What is expected | Copy the data word for word, keeping every line.

Collected data |

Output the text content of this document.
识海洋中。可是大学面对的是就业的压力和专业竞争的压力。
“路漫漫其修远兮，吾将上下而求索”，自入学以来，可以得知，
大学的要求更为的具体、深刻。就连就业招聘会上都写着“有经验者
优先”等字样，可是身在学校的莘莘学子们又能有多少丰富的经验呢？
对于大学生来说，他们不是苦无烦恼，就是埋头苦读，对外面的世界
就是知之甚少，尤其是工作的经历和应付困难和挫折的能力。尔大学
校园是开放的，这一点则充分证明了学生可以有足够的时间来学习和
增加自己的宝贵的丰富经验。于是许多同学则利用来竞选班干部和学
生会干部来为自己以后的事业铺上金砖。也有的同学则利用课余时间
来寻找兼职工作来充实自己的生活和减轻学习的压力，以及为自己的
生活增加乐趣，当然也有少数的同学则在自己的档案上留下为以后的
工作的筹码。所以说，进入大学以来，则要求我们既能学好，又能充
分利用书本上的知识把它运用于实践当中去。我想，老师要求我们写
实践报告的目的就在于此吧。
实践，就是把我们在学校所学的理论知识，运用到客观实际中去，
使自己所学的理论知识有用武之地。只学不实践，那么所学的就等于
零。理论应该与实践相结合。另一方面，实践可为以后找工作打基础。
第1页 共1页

Exercise result |
Output the text content of this document.
识海洋中。可是大学面对的是就业的压力和专业竞争的压力。
“路漫漫其修远兮，吾将上下而求索”，自入学以来，可以得知，
大学的要求更为的具体、深刻。就连就业招聘会上都写着“有经验者
优先”等字样，可是身在学校的莘莘学子们又能有多少丰富的经验呢？
对于大学生来说，他们不是苦无烦恼，就是埋头苦读，对外面的世界
就是知之甚少，尤其是工作的经历和应付困难和挫折的能力。尔大学
校园是开放的，这一点则充分证明了学生可以有足够的时间来学习和
增加自己的宝贵的丰富经验。于是许多同学则利用来竞选班干部和学
生会干部来为自己以后的事业铺上金砖。也有的同学则利用课余时间
来寻找兼职工作来充实自己的生活和减轻学习的压力，以及为自己的
生活增加乐趣，当然也有少数的同学则在自己的档案上留下为以后的
工作的筹码。所以说，进入大学以来，则要求我们既能学好，又能充
分利用书本上的知识把它运用于实践当中去。我想，老师要求我们写
实践报告的目的就在于此吧。
实践，就是把我们在学校所学的理论知识，运用到客观实际中去，
使自己所学的理论知识有用武之地。只学不实践，那么所学的就等于
零。理论应该与实践相结合。另一方面，实践可为以后找工作打基础。
第1页 共1页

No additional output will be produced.